### Extract provided
______________________________

Jimmy Soye

Personal information
- Full name: James Soye
- Date of birth: 14 April 1885
- Place of birth: Govan, Scotland
- Date of death: 2 January 1974 (aged 88)
- Place of death: Lurgan, Armagh, Northern Ireland
- Height: 5 ft 8 in (1.73 m)
- Position: Inside forward

Senior career*
- Years: Team / Apps / (Gls)
- Rutherglen Glencairn
- 1904–1905: Distillery
- 1905–1906: Southampton / 18 / (5)
- 1906–1909: Newcastle United / 7 / (2)
- 1909–1915: Aberdeen / 187 / (21)
- 1915–1917: Distillery
- 1917–1919+: Glenavon

International career
- 1911: Scottish Football League XI / 1 / (0)

= Jimmy Soye =

Scottish footballer (1885–1974)

James Soye (14 April 1885 – 7 October 1974) was a Scottish professional footballer who played as an inside-forward for various clubs in Scotland, Ireland and England in the period prior to World War I.

==Football career==
Soye was born in the Govan area of Glasgow and trained as an electrical engineer. After playing Junior Football for Rutherglen Glencairn, Soye moved to Belfast where he had a trial with Belfast Celtic before joining Distillery at the end of the 1903–04 season.

In his one season at Distillery, his 14 goals helped the Whites win three trophies, the Irish Cup, the City Cup and the County Antrim Shield when he scored in the Final.

In the summer of 1905, he moved to southern England to join Southampton of the Southern League. The "Saints" were anxious to regain the Southern League title which they had taken six times in the eight years up to 1904, but had finished in a disappointing third place at the end of the 1904–05 season. He made his debut away to Norwich City on 9 September 1905 when he played at inside-right in a 1–1 draw. Although Soye was only 5 ft 8 in tall, he was "muscular and clever enough to avoid the more robust challenges". He soon became an established member of the side, helping the forwards Fred Harrison and Harry Brown to score, as well as contributing the occasional goal himself, including both goals in a 2–1 victory against Queens Park Rangers on 4 November. As the season progressed, his form trailed off and by the end of January, he had lost his place to Frank Jefferis. At the end of the season, Southampton finished as runners-up, five points behind champions Fulham.

______________________________

### Given information
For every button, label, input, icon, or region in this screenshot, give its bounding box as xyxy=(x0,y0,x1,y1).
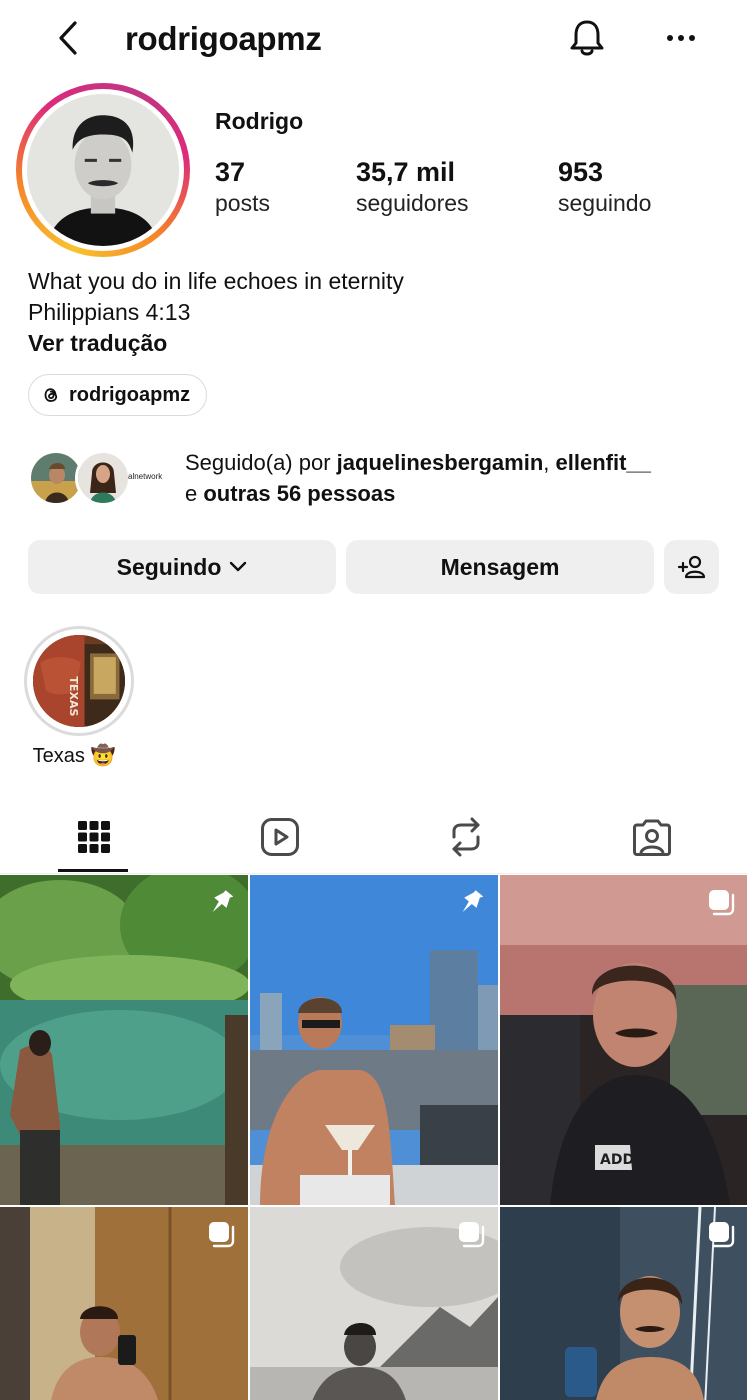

______________________________

### Given task 1
Answer these questions from the Jimmy Soye article:
(a) For which club did Soye play Junior Football before he moved to Belfast?
(b) Against which team did Soye make his Southampton debut on 9 September 1905?
(c) Which player had taken Soye's place at Southampton by the end of January?
### Given task 2
Summarize the Jimmy Soye article in two sentences.
### Given task 3
Carry on the Jimmy Soye article from the point where it stops.
The data on this page is separate material from the article on Jimmy Soye.

### Final answer 1
(a) Rutherglen Glencairn
(b) Norwich City
(c) Frank Jefferis

### Final answer 2
Jimmy Soye was a Scottish inside-forward from the Govan area of Glasgow who played Junior Football for Rutherglen Glencairn and then scored 14 goals in his one season at Distillery, helping the club win three trophies. In 1905 he joined Southampton of the Southern League and became an established member of the side, but his form trailed off and he had lost his place to Frank Jefferis by the end of January.

### Final answer 3
In May 1906, he moved to Newcastle United of the Football League First Division, together with his Southampton teammate, Harry Brown. At St James' Park, Soye was unable to break into the first-team on a regular basis, with Scotland international James Howie well settled in the inside-right berth. Although Newcastle won the Football League championship in the 1905–06 season, Soye made only one appearance followed by six appearances, with two goals, in the following season. He spent the entire 1907–08 season in the reserves and, after only seven first-team appearances in three years, he returned to Scotland.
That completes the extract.